-- START OF Supplied records --
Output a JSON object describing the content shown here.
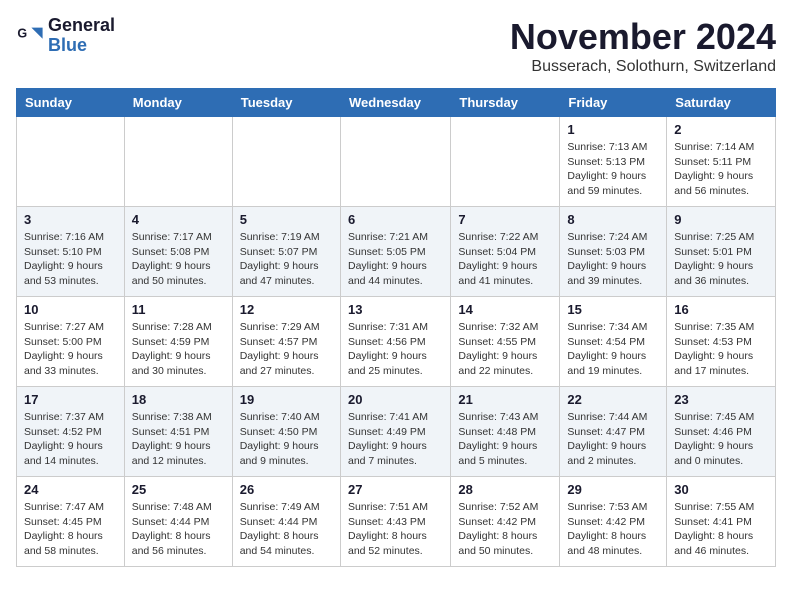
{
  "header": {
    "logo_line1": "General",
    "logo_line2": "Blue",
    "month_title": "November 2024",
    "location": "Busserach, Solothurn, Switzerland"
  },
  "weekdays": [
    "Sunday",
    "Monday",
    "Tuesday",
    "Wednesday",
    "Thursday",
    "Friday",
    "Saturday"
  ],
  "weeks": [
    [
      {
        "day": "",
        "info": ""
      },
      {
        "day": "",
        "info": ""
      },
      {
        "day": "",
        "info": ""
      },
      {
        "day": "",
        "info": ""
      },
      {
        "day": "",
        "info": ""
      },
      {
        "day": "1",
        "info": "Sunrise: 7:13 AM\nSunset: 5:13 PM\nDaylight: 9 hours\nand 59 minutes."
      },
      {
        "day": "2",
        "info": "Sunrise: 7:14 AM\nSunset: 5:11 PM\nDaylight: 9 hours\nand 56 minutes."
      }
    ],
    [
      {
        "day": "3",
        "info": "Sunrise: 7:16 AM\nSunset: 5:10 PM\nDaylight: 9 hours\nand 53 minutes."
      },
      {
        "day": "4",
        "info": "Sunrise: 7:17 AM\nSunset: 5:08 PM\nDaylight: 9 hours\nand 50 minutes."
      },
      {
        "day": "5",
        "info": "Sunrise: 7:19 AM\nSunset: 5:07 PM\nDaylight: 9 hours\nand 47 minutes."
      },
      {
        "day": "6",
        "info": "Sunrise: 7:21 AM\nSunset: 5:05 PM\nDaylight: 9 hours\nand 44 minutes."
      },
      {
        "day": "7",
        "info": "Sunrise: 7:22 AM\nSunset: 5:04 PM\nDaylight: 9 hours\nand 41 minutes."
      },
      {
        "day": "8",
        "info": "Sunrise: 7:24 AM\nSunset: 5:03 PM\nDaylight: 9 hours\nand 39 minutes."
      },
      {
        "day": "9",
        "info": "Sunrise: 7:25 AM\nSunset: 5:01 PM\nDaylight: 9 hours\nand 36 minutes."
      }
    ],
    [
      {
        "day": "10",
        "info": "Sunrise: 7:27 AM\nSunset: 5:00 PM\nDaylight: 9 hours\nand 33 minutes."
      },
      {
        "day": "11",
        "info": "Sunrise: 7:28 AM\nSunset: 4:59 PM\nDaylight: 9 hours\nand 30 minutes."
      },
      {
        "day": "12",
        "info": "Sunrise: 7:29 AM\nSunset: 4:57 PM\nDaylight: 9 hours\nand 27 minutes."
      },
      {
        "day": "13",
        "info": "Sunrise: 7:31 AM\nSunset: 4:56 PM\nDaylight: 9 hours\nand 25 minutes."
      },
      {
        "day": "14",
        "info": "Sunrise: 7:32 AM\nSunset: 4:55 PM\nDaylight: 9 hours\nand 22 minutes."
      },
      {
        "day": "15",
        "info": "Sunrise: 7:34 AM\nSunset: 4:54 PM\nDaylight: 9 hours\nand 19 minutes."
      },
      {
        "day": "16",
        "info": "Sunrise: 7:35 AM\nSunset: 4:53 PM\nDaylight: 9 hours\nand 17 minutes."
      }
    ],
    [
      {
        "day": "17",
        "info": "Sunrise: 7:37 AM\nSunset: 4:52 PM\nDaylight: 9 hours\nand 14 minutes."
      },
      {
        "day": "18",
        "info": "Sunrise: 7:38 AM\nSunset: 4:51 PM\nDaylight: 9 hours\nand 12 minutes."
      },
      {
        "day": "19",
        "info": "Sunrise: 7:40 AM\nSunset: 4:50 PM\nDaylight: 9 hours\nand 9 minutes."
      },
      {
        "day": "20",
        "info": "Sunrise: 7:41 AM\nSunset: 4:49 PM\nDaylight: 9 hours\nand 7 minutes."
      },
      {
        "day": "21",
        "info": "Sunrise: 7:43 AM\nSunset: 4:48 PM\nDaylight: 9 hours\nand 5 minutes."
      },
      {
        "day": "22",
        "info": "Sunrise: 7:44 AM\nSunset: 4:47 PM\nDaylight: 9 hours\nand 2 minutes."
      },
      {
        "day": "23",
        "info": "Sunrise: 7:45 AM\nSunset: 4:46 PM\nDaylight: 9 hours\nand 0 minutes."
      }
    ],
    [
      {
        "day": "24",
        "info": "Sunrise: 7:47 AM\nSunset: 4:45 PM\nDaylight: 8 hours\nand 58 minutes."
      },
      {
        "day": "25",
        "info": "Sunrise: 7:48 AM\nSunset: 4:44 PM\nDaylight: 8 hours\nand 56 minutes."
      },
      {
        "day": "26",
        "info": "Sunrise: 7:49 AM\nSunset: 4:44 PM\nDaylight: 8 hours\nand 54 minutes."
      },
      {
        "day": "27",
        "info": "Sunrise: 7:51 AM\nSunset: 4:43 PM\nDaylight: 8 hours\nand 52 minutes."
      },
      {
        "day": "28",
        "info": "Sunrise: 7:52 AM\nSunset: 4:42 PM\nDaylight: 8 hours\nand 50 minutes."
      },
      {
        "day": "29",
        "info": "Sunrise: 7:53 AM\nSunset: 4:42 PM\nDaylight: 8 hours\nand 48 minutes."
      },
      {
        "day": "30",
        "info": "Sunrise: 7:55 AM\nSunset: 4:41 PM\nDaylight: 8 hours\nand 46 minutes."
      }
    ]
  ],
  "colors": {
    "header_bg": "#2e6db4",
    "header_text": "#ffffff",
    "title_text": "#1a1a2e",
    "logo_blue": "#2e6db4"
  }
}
-- END OF Supplied records --
Transcribe the entries above verbatim, omitting their pictures.

• **Correct output**
Output a JSON object describing the content shown here.
{
  "header": {
    "logo_line1": "General",
    "logo_line2": "Blue",
    "month_title": "November 2024",
    "location": "Busserach, Solothurn, Switzerland"
  },
  "weekdays": [
    "Sunday",
    "Monday",
    "Tuesday",
    "Wednesday",
    "Thursday",
    "Friday",
    "Saturday"
  ],
  "weeks": [
    [
      {
        "day": "",
        "info": ""
      },
      {
        "day": "",
        "info": ""
      },
      {
        "day": "",
        "info": ""
      },
      {
        "day": "",
        "info": ""
      },
      {
        "day": "",
        "info": ""
      },
      {
        "day": "1",
        "info": "Sunrise: 7:13 AM\nSunset: 5:13 PM\nDaylight: 9 hours\nand 59 minutes."
      },
      {
        "day": "2",
        "info": "Sunrise: 7:14 AM\nSunset: 5:11 PM\nDaylight: 9 hours\nand 56 minutes."
      }
    ],
    [
      {
        "day": "3",
        "info": "Sunrise: 7:16 AM\nSunset: 5:10 PM\nDaylight: 9 hours\nand 53 minutes."
      },
      {
        "day": "4",
        "info": "Sunrise: 7:17 AM\nSunset: 5:08 PM\nDaylight: 9 hours\nand 50 minutes."
      },
      {
        "day": "5",
        "info": "Sunrise: 7:19 AM\nSunset: 5:07 PM\nDaylight: 9 hours\nand 47 minutes."
      },
      {
        "day": "6",
        "info": "Sunrise: 7:21 AM\nSunset: 5:05 PM\nDaylight: 9 hours\nand 44 minutes."
      },
      {
        "day": "7",
        "info": "Sunrise: 7:22 AM\nSunset: 5:04 PM\nDaylight: 9 hours\nand 41 minutes."
      },
      {
        "day": "8",
        "info": "Sunrise: 7:24 AM\nSunset: 5:03 PM\nDaylight: 9 hours\nand 39 minutes."
      },
      {
        "day": "9",
        "info": "Sunrise: 7:25 AM\nSunset: 5:01 PM\nDaylight: 9 hours\nand 36 minutes."
      }
    ],
    [
      {
        "day": "10",
        "info": "Sunrise: 7:27 AM\nSunset: 5:00 PM\nDaylight: 9 hours\nand 33 minutes."
      },
      {
        "day": "11",
        "info": "Sunrise: 7:28 AM\nSunset: 4:59 PM\nDaylight: 9 hours\nand 30 minutes."
      },
      {
        "day": "12",
        "info": "Sunrise: 7:29 AM\nSunset: 4:57 PM\nDaylight: 9 hours\nand 27 minutes."
      },
      {
        "day": "13",
        "info": "Sunrise: 7:31 AM\nSunset: 4:56 PM\nDaylight: 9 hours\nand 25 minutes."
      },
      {
        "day": "14",
        "info": "Sunrise: 7:32 AM\nSunset: 4:55 PM\nDaylight: 9 hours\nand 22 minutes."
      },
      {
        "day": "15",
        "info": "Sunrise: 7:34 AM\nSunset: 4:54 PM\nDaylight: 9 hours\nand 19 minutes."
      },
      {
        "day": "16",
        "info": "Sunrise: 7:35 AM\nSunset: 4:53 PM\nDaylight: 9 hours\nand 17 minutes."
      }
    ],
    [
      {
        "day": "17",
        "info": "Sunrise: 7:37 AM\nSunset: 4:52 PM\nDaylight: 9 hours\nand 14 minutes."
      },
      {
        "day": "18",
        "info": "Sunrise: 7:38 AM\nSunset: 4:51 PM\nDaylight: 9 hours\nand 12 minutes."
      },
      {
        "day": "19",
        "info": "Sunrise: 7:40 AM\nSunset: 4:50 PM\nDaylight: 9 hours\nand 9 minutes."
      },
      {
        "day": "20",
        "info": "Sunrise: 7:41 AM\nSunset: 4:49 PM\nDaylight: 9 hours\nand 7 minutes."
      },
      {
        "day": "21",
        "info": "Sunrise: 7:43 AM\nSunset: 4:48 PM\nDaylight: 9 hours\nand 5 minutes."
      },
      {
        "day": "22",
        "info": "Sunrise: 7:44 AM\nSunset: 4:47 PM\nDaylight: 9 hours\nand 2 minutes."
      },
      {
        "day": "23",
        "info": "Sunrise: 7:45 AM\nSunset: 4:46 PM\nDaylight: 9 hours\nand 0 minutes."
      }
    ],
    [
      {
        "day": "24",
        "info": "Sunrise: 7:47 AM\nSunset: 4:45 PM\nDaylight: 8 hours\nand 58 minutes."
      },
      {
        "day": "25",
        "info": "Sunrise: 7:48 AM\nSunset: 4:44 PM\nDaylight: 8 hours\nand 56 minutes."
      },
      {
        "day": "26",
        "info": "Sunrise: 7:49 AM\nSunset: 4:44 PM\nDaylight: 8 hours\nand 54 minutes."
      },
      {
        "day": "27",
        "info": "Sunrise: 7:51 AM\nSunset: 4:43 PM\nDaylight: 8 hours\nand 52 minutes."
      },
      {
        "day": "28",
        "info": "Sunrise: 7:52 AM\nSunset: 4:42 PM\nDaylight: 8 hours\nand 50 minutes."
      },
      {
        "day": "29",
        "info": "Sunrise: 7:53 AM\nSunset: 4:42 PM\nDaylight: 8 hours\nand 48 minutes."
      },
      {
        "day": "30",
        "info": "Sunrise: 7:55 AM\nSunset: 4:41 PM\nDaylight: 8 hours\nand 46 minutes."
      }
    ]
  ],
  "colors": {
    "header_bg": "#2e6db4",
    "header_text": "#ffffff",
    "title_text": "#1a1a2e",
    "logo_blue": "#2e6db4"
  }
}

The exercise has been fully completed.